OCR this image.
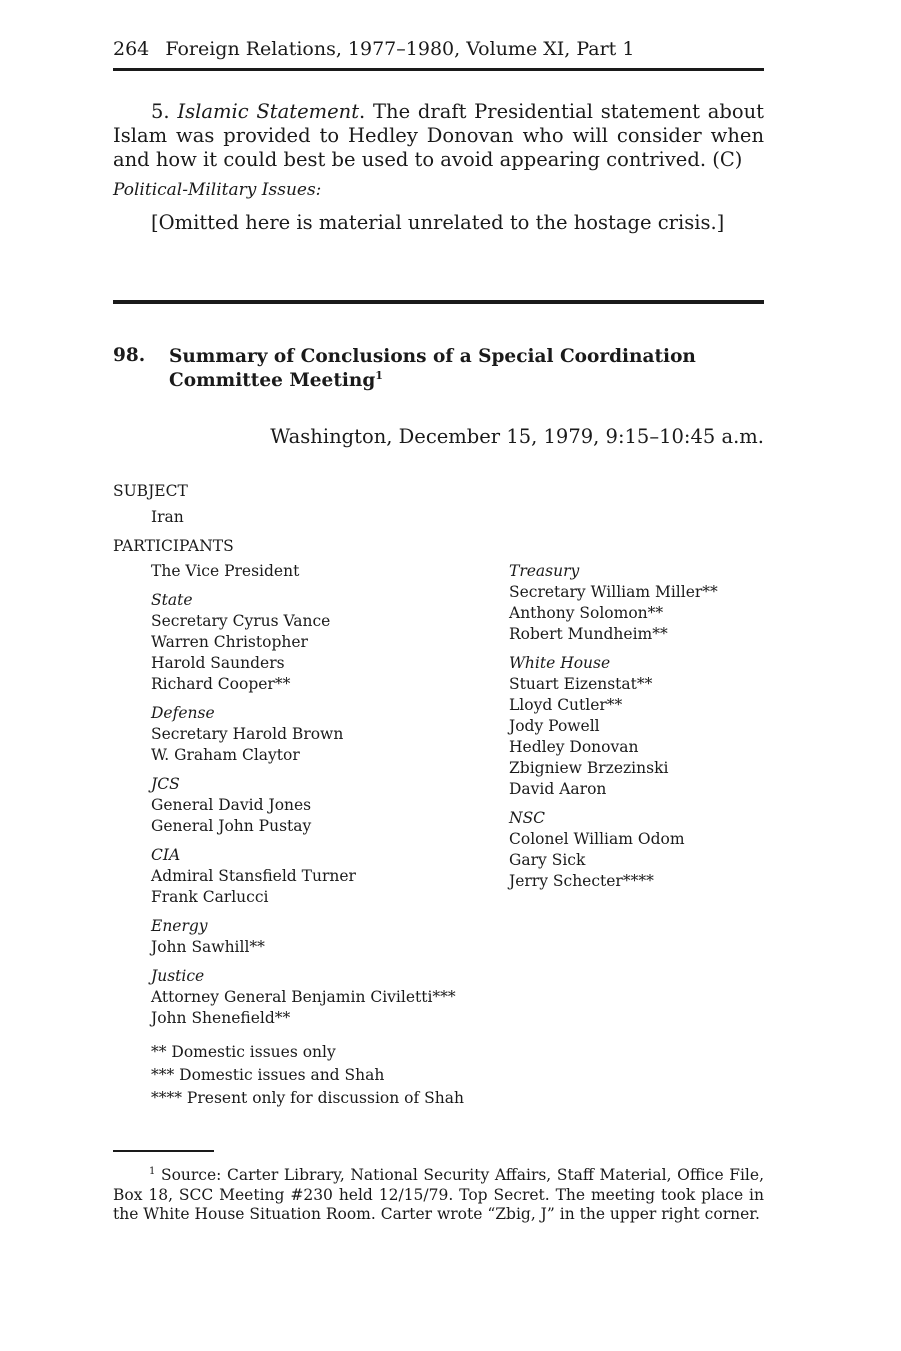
264 Foreign Relations, 1977–1980, Volume XI, Part 1
5. Islamic Statement. The draft Presidential statement about Islam was provided to Hedley Donovan who will consider when and how it could best be used to avoid appearing contrived. (C)
Political-Military Issues:
[Omitted here is material unrelated to the hostage crisis.]
98. Summary of Conclusions of a Special Coordination Committee Meeting$^1$
Washington, December 15, 1979, 9:15–10:45 a.m.
SUBJECT
Iran
PARTICIPANTS
The Vice President
State
Secretary Cyrus Vance
Warren Christopher
Harold Saunders
Richard Cooper**
Defense
Secretary Harold Brown
W. Graham Claytor
JCS
General David Jones
General John Pustay
CIA
Admiral Stansfield Turner
Frank Carlucci
Energy
John Sawhill**
Justice
Attorney General Benjamin Civiletti***
John Shenefield**
Treasury
Secretary William Miller**
Anthony Solomon**
Robert Mundheim**
White House
Stuart Eizenstat**
Lloyd Cutler**
Jody Powell
Hedley Donovan
Zbigniew Brzezinski
David Aaron
NSC
Colonel William Odom
Gary Sick
Jerry Schecter****
** Domestic issues only
*** Domestic issues and Shah
**** Present only for discussion of Shah
$^1$ Source: Carter Library, National Security Affairs, Staff Material, Office File, Box 18, SCC Meeting #230 held 12/15/79. Top Secret. The meeting took place in the White House Situation Room. Carter wrote “Zbig, J” in the upper right corner.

····················

Go through the entries above and output them exactly, without pictures.

*TASK SOLUTION:*
OCR this image.
264 Foreign Relations, 1977–1980, Volume XI, Part 1
5. Islamic Statement. The draft Presidential statement about Islam was provided to Hedley Donovan who will consider when and how it could best be used to avoid appearing contrived. (C)
Political-Military Issues:
[Omitted here is material unrelated to the hostage crisis.]
98. Summary of Conclusions of a Special Coordination Committee Meeting$^1$
Washington, December 15, 1979, 9:15–10:45 a.m.
SUBJECT
Iran
PARTICIPANTS
The Vice President
State
Secretary Cyrus Vance
Warren Christopher
Harold Saunders
Richard Cooper**
Defense
Secretary Harold Brown
W. Graham Claytor
JCS
General David Jones
General John Pustay
CIA
Admiral Stansfield Turner
Frank Carlucci
Energy
John Sawhill**
Justice
Attorney General Benjamin Civiletti***
John Shenefield**
Treasury
Secretary William Miller**
Anthony Solomon**
Robert Mundheim**
White House
Stuart Eizenstat**
Lloyd Cutler**
Jody Powell
Hedley Donovan
Zbigniew Brzezinski
David Aaron
NSC
Colonel William Odom
Gary Sick
Jerry Schecter****
** Domestic issues only
*** Domestic issues and Shah
**** Present only for discussion of Shah
$^1$ Source: Carter Library, National Security Affairs, Staff Material, Office File, Box 18, SCC Meeting #230 held 12/15/79. Top Secret. The meeting took place in the White House Situation Room. Carter wrote “Zbig, J” in the upper right corner.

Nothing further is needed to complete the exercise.